TASK DIRECTIONS. Beneath this task is a listing; retype all of it exactly.

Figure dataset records
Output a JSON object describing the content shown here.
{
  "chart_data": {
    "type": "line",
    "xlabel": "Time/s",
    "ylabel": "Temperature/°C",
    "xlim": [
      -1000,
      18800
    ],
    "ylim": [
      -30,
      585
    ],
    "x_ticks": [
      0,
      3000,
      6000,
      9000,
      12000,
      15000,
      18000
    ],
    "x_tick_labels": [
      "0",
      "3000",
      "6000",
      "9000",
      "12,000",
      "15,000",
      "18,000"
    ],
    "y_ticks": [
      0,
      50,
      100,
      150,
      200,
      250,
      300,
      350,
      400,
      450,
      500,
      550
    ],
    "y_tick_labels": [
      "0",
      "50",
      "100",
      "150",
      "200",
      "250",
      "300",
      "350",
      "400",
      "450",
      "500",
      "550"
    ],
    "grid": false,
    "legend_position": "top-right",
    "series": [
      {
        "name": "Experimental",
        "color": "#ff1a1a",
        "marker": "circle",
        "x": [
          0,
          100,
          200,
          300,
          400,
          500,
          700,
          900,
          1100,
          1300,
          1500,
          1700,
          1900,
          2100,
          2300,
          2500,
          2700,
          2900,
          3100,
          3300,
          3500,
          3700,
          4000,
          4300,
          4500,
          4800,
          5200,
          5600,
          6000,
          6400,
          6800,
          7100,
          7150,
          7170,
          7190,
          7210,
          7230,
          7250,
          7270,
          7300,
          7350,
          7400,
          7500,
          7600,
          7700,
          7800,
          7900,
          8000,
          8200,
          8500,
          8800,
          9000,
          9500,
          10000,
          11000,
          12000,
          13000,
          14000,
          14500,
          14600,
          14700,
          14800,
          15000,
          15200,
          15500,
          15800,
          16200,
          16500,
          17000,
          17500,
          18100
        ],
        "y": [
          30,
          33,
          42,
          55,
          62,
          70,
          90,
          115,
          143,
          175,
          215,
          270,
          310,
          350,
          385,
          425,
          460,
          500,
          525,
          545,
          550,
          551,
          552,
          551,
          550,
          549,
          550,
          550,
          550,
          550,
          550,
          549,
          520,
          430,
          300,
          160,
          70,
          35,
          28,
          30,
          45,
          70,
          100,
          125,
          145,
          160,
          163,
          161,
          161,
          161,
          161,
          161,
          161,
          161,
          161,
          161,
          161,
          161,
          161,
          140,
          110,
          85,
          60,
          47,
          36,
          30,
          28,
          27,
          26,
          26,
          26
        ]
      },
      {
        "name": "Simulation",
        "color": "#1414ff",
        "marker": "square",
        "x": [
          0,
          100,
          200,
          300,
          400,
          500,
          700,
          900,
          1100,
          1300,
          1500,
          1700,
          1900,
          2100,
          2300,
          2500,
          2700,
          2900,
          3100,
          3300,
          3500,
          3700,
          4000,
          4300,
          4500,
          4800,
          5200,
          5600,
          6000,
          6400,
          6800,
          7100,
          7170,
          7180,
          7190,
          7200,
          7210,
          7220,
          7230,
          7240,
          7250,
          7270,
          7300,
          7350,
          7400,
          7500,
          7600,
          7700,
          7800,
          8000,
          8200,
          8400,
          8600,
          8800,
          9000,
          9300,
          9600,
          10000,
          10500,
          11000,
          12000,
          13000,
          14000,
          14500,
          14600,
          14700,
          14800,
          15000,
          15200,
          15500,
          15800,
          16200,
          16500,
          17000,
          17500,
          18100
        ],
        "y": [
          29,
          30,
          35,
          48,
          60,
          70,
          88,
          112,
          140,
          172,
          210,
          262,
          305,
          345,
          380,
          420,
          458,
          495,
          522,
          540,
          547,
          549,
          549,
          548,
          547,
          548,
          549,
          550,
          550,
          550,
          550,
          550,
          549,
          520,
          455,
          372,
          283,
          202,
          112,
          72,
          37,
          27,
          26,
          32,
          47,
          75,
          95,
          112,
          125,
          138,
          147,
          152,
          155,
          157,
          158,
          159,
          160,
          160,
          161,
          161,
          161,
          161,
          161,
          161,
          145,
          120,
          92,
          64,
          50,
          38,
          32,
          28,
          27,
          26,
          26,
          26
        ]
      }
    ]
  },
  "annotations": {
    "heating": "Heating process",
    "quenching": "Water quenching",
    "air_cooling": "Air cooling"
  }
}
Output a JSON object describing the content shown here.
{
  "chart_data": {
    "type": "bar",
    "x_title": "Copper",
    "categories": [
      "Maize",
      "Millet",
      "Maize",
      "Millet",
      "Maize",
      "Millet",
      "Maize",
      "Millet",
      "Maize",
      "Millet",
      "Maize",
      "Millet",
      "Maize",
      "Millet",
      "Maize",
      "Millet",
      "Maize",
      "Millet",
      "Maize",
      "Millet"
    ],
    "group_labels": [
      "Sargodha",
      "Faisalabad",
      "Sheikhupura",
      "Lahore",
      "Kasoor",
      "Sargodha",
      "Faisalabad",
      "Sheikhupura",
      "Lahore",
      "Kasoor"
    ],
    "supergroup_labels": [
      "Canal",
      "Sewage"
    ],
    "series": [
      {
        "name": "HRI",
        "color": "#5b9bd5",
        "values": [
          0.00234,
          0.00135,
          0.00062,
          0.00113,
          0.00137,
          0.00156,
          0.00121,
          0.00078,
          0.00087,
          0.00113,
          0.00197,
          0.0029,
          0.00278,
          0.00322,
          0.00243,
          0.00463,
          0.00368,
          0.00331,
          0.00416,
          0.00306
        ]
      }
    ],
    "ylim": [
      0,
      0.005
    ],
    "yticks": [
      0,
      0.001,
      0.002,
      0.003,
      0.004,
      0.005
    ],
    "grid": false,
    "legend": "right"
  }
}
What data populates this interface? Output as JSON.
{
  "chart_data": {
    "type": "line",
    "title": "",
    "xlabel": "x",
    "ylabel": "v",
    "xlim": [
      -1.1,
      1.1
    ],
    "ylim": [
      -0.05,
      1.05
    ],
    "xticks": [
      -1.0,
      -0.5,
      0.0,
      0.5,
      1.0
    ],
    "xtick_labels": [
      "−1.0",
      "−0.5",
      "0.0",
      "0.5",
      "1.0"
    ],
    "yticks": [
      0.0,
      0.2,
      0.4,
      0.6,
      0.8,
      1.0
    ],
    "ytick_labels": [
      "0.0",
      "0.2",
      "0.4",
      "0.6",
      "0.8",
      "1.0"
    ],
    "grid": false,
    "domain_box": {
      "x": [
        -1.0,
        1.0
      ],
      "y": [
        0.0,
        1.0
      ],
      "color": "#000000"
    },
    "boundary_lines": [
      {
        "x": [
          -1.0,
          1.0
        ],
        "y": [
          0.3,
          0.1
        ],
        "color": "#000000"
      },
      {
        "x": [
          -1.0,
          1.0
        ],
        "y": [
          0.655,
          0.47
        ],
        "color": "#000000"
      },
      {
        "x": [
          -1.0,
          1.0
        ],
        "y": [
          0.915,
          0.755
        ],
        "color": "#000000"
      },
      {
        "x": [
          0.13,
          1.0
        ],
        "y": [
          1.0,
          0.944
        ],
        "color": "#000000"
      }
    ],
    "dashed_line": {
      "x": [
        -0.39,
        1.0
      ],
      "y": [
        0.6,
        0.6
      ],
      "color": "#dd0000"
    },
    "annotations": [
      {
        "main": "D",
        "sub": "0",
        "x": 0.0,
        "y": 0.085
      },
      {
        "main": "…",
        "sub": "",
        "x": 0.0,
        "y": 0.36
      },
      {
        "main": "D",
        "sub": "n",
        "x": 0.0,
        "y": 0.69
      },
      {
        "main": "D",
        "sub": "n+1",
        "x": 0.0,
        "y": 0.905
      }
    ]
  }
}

ANSWER FOR THIS EXERCISE.
Output a JSON object describing the content shown here.
{
  "chart_data": {
    "type": "line",
    "xlabel": "Time/s",
    "ylabel": "Temperature/°C",
    "xlim": [
      -1000,
      18800
    ],
    "ylim": [
      -30,
      585
    ],
    "x_ticks": [
      0,
      3000,
      6000,
      9000,
      12000,
      15000,
      18000
    ],
    "x_tick_labels": [
      "0",
      "3000",
      "6000",
      "9000",
      "12,000",
      "15,000",
      "18,000"
    ],
    "y_ticks": [
      0,
      50,
      100,
      150,
      200,
      250,
      300,
      350,
      400,
      450,
      500,
      550
    ],
    "y_tick_labels": [
      "0",
      "50",
      "100",
      "150",
      "200",
      "250",
      "300",
      "350",
      "400",
      "450",
      "500",
      "550"
    ],
    "grid": false,
    "legend_position": "top-right",
    "series": [
      {
        "name": "Experimental",
        "color": "#ff1a1a",
        "marker": "circle",
        "x": [
          0,
          100,
          200,
          300,
          400,
          500,
          700,
          900,
          1100,
          1300,
          1500,
          1700,
          1900,
          2100,
          2300,
          2500,
          2700,
          2900,
          3100,
          3300,
          3500,
          3700,
          4000,
          4300,
          4500,
          4800,
          5200,
          5600,
          6000,
          6400,
          6800,
          7100,
          7150,
          7170,
          7190,
          7210,
          7230,
          7250,
          7270,
          7300,
          7350,
          7400,
          7500,
          7600,
          7700,
          7800,
          7900,
          8000,
          8200,
          8500,
          8800,
          9000,
          9500,
          10000,
          11000,
          12000,
          13000,
          14000,
          14500,
          14600,
          14700,
          14800,
          15000,
          15200,
          15500,
          15800,
          16200,
          16500,
          17000,
          17500,
          18100
        ],
        "y": [
          30,
          33,
          42,
          55,
          62,
          70,
          90,
          115,
          143,
          175,
          215,
          270,
          310,
          350,
          385,
          425,
          460,
          500,
          525,
          545,
          550,
          551,
          552,
          551,
          550,
          549,
          550,
          550,
          550,
          550,
          550,
          549,
          520,
          430,
          300,
          160,
          70,
          35,
          28,
          30,
          45,
          70,
          100,
          125,
          145,
          160,
          163,
          161,
          161,
          161,
          161,
          161,
          161,
          161,
          161,
          161,
          161,
          161,
          161,
          140,
          110,
          85,
          60,
          47,
          36,
          30,
          28,
          27,
          26,
          26,
          26
        ]
      },
      {
        "name": "Simulation",
        "color": "#1414ff",
        "marker": "square",
        "x": [
          0,
          100,
          200,
          300,
          400,
          500,
          700,
          900,
          1100,
          1300,
          1500,
          1700,
          1900,
          2100,
          2300,
          2500,
          2700,
          2900,
          3100,
          3300,
          3500,
          3700,
          4000,
          4300,
          4500,
          4800,
          5200,
          5600,
          6000,
          6400,
          6800,
          7100,
          7170,
          7180,
          7190,
          7200,
          7210,
          7220,
          7230,
          7240,
          7250,
          7270,
          7300,
          7350,
          7400,
          7500,
          7600,
          7700,
          7800,
          8000,
          8200,
          8400,
          8600,
          8800,
          9000,
          9300,
          9600,
          10000,
          10500,
          11000,
          12000,
          13000,
          14000,
          14500,
          14600,
          14700,
          14800,
          15000,
          15200,
          15500,
          15800,
          16200,
          16500,
          17000,
          17500,
          18100
        ],
        "y": [
          29,
          30,
          35,
          48,
          60,
          70,
          88,
          112,
          140,
          172,
          210,
          262,
          305,
          345,
          380,
          420,
          458,
          495,
          522,
          540,
          547,
          549,
          549,
          548,
          547,
          548,
          549,
          550,
          550,
          550,
          550,
          550,
          549,
          520,
          455,
          372,
          283,
          202,
          112,
          72,
          37,
          27,
          26,
          32,
          47,
          75,
          95,
          112,
          125,
          138,
          147,
          152,
          155,
          157,
          158,
          159,
          160,
          160,
          161,
          161,
          161,
          161,
          161,
          161,
          145,
          120,
          92,
          64,
          50,
          38,
          32,
          28,
          27,
          26,
          26,
          26
        ]
      }
    ]
  },
  "annotations": {
    "heating": "Heating process",
    "quenching": "Water quenching",
    "air_cooling": "Air cooling"
  }
}
Output a JSON object describing the content shown here.
{
  "chart_data": {
    "type": "bar",
    "x_title": "Copper",
    "categories": [
      "Maize",
      "Millet",
      "Maize",
      "Millet",
      "Maize",
      "Millet",
      "Maize",
      "Millet",
      "Maize",
      "Millet",
      "Maize",
      "Millet",
      "Maize",
      "Millet",
      "Maize",
      "Millet",
      "Maize",
      "Millet",
      "Maize",
      "Millet"
    ],
    "group_labels": [
      "Sargodha",
      "Faisalabad",
      "Sheikhupura",
      "Lahore",
      "Kasoor",
      "Sargodha",
      "Faisalabad",
      "Sheikhupura",
      "Lahore",
      "Kasoor"
    ],
    "supergroup_labels": [
      "Canal",
      "Sewage"
    ],
    "series": [
      {
        "name": "HRI",
        "color": "#5b9bd5",
        "values": [
          0.00234,
          0.00135,
          0.00062,
          0.00113,
          0.00137,
          0.00156,
          0.00121,
          0.00078,
          0.00087,
          0.00113,
          0.00197,
          0.0029,
          0.00278,
          0.00322,
          0.00243,
          0.00463,
          0.00368,
          0.00331,
          0.00416,
          0.00306
        ]
      }
    ],
    "ylim": [
      0,
      0.005
    ],
    "yticks": [
      0,
      0.001,
      0.002,
      0.003,
      0.004,
      0.005
    ],
    "grid": false,
    "legend": "right"
  }
}
What data populates this interface? Output as JSON.
{
  "chart_data": {
    "type": "line",
    "title": "",
    "xlabel": "x",
    "ylabel": "v",
    "xlim": [
      -1.1,
      1.1
    ],
    "ylim": [
      -0.05,
      1.05
    ],
    "xticks": [
      -1.0,
      -0.5,
      0.0,
      0.5,
      1.0
    ],
    "xtick_labels": [
      "−1.0",
      "−0.5",
      "0.0",
      "0.5",
      "1.0"
    ],
    "yticks": [
      0.0,
      0.2,
      0.4,
      0.6,
      0.8,
      1.0
    ],
    "ytick_labels": [
      "0.0",
      "0.2",
      "0.4",
      "0.6",
      "0.8",
      "1.0"
    ],
    "grid": false,
    "domain_box": {
      "x": [
        -1.0,
        1.0
      ],
      "y": [
        0.0,
        1.0
      ],
      "color": "#000000"
    },
    "boundary_lines": [
      {
        "x": [
          -1.0,
          1.0
        ],
        "y": [
          0.3,
          0.1
        ],
        "color": "#000000"
      },
      {
        "x": [
          -1.0,
          1.0
        ],
        "y": [
          0.655,
          0.47
        ],
        "color": "#000000"
      },
      {
        "x": [
          -1.0,
          1.0
        ],
        "y": [
          0.915,
          0.755
        ],
        "color": "#000000"
      },
      {
        "x": [
          0.13,
          1.0
        ],
        "y": [
          1.0,
          0.944
        ],
        "color": "#000000"
      }
    ],
    "dashed_line": {
      "x": [
        -0.39,
        1.0
      ],
      "y": [
        0.6,
        0.6
      ],
      "color": "#dd0000"
    },
    "annotations": [
      {
        "main": "D",
        "sub": "0",
        "x": 0.0,
        "y": 0.085
      },
      {
        "main": "…",
        "sub": "",
        "x": 0.0,
        "y": 0.36
      },
      {
        "main": "D",
        "sub": "n",
        "x": 0.0,
        "y": 0.69
      },
      {
        "main": "D",
        "sub": "n+1",
        "x": 0.0,
        "y": 0.905
      }
    ]
  }
}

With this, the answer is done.